**Instructions to follow**: Copy out each line of the data holding "PARAMETER".
-- start of Data for this exercise --
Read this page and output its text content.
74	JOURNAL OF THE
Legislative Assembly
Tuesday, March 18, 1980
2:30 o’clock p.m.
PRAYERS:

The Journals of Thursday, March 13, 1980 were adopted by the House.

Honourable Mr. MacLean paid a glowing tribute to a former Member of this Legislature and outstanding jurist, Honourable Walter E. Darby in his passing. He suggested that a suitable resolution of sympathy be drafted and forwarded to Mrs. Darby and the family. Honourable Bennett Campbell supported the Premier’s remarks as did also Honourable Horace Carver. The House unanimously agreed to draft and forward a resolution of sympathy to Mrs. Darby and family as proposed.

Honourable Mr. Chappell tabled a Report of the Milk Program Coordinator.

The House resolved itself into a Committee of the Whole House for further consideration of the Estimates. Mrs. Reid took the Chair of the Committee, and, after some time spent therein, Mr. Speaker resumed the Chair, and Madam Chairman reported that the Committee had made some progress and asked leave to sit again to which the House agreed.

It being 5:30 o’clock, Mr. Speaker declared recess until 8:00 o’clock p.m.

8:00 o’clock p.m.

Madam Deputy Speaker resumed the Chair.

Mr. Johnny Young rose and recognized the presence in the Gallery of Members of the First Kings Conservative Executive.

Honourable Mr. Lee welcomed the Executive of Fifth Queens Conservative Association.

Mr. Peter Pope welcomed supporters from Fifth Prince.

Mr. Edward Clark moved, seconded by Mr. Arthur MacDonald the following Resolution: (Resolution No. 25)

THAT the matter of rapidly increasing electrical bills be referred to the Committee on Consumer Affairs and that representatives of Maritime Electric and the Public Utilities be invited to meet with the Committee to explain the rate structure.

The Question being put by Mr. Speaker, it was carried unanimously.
-- end of Data for this exercise --
-- start of Data for this exercise --
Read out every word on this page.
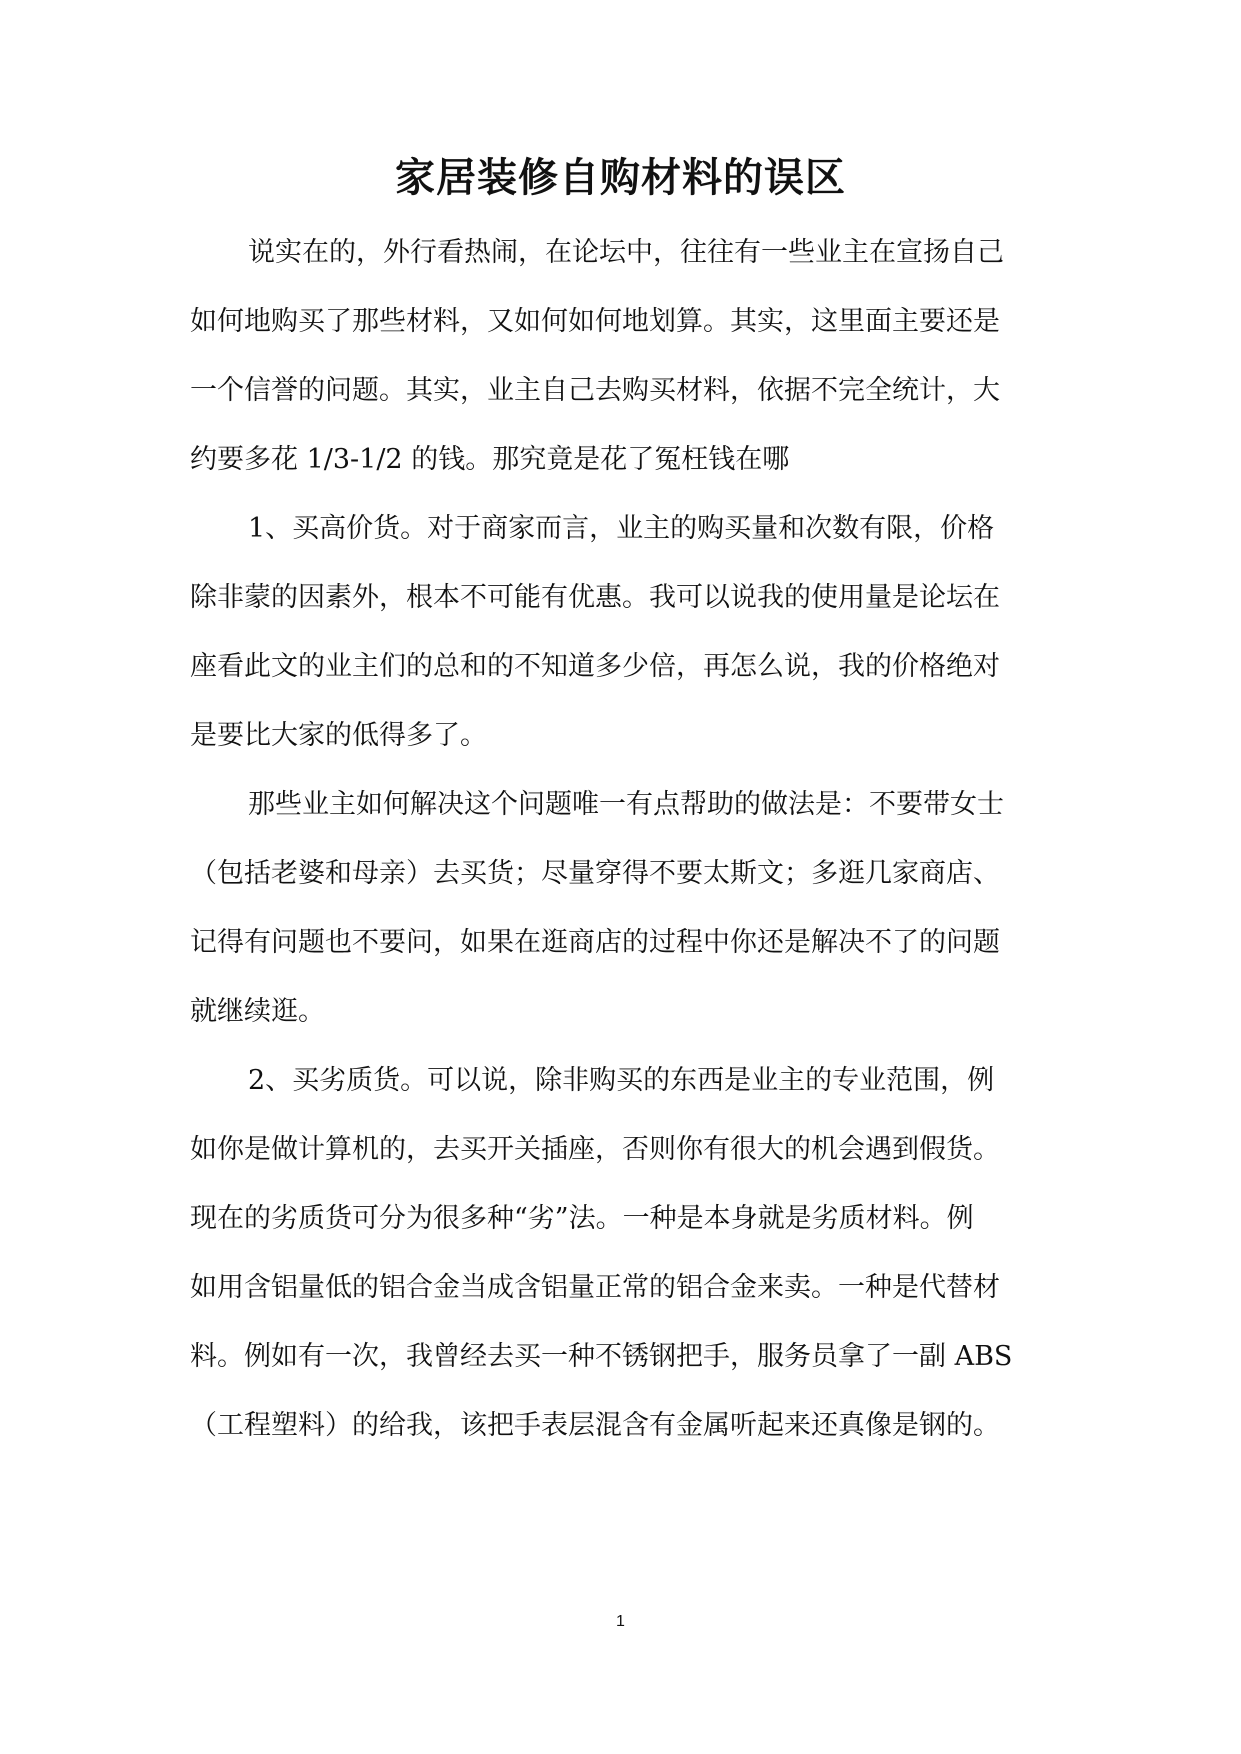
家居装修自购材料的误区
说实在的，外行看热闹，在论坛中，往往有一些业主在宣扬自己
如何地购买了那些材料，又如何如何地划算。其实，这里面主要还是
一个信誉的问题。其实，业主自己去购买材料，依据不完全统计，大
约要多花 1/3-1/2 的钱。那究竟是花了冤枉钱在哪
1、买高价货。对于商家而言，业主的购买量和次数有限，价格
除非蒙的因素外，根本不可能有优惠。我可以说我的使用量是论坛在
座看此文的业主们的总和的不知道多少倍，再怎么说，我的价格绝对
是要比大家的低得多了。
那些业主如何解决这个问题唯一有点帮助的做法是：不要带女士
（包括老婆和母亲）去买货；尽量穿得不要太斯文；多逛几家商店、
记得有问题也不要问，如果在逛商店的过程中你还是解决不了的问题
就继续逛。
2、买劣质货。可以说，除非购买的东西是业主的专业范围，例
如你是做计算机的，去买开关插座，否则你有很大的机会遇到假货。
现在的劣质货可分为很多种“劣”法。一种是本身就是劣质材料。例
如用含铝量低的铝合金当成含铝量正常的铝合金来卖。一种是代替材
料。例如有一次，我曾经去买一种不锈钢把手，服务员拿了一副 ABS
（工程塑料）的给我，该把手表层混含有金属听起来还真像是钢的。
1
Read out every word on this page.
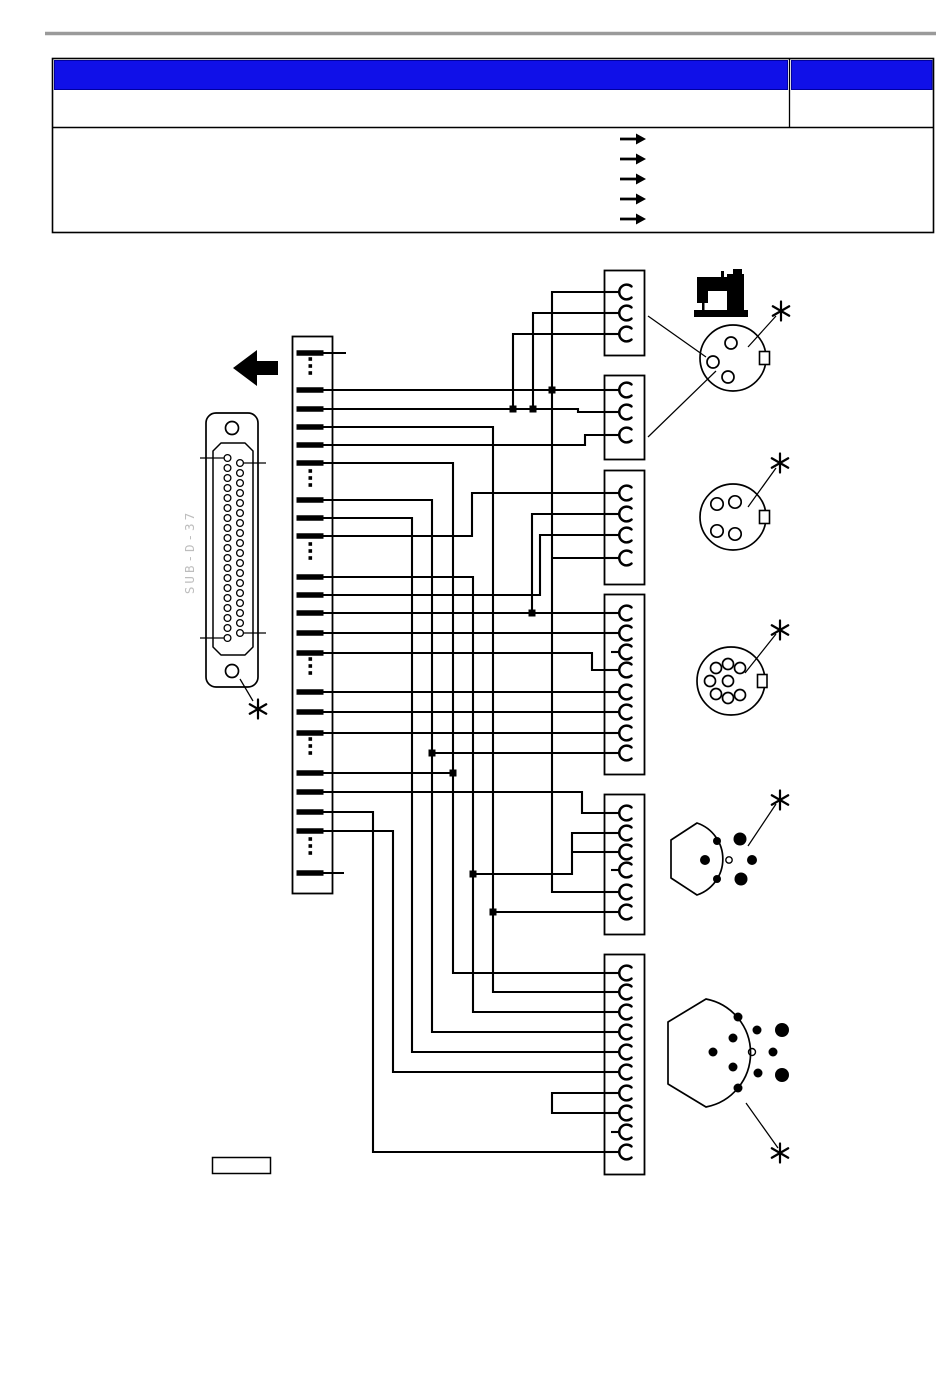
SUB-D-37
-- end of Data for this exercise --
-- start of Data for this exercise --
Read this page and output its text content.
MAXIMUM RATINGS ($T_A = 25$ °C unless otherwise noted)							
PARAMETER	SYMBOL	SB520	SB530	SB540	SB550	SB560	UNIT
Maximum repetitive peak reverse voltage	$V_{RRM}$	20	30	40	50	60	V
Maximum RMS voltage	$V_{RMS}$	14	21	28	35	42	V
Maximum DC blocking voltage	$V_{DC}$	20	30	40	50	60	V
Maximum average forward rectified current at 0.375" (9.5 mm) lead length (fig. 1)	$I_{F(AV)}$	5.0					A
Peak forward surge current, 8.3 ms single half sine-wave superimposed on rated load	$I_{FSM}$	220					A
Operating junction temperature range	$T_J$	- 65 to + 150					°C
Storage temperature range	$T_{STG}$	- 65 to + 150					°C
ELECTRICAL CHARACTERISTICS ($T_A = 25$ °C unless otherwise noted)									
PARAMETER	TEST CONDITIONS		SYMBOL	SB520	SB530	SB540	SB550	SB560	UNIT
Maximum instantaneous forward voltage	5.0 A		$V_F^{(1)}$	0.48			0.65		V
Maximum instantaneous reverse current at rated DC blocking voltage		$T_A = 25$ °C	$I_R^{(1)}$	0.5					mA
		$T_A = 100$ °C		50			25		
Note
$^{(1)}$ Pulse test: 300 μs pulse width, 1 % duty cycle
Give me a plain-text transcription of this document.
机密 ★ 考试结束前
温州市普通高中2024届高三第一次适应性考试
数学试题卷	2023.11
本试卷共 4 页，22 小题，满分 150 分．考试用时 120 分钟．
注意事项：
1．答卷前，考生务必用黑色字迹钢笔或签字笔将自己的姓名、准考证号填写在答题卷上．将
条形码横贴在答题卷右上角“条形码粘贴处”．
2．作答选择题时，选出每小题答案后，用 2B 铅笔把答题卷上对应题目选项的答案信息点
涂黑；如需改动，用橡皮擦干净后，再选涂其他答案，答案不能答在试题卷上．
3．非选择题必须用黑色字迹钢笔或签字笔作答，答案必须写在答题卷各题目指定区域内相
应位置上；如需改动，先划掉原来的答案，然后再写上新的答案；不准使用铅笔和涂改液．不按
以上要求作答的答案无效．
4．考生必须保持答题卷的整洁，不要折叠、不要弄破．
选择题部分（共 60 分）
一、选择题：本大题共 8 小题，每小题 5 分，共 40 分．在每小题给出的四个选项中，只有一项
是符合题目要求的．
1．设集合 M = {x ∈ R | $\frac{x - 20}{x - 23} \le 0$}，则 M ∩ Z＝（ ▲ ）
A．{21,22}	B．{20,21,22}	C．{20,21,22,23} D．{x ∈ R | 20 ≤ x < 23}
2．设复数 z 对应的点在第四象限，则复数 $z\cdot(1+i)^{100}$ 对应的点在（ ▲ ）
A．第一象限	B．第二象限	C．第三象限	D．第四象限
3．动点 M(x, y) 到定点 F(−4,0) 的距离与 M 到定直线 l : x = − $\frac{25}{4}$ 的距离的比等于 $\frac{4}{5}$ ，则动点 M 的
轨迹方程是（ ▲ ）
-- end of Data for this exercise --
**Written answer**:
PARAMETER	SYMBOL	SB520	SB530	SB540	SB550	SB560	UNIT
PARAMETER	TEST CONDITIONS		SYMBOL	SB520	SB530	SB540	SB550	SB560	UNIT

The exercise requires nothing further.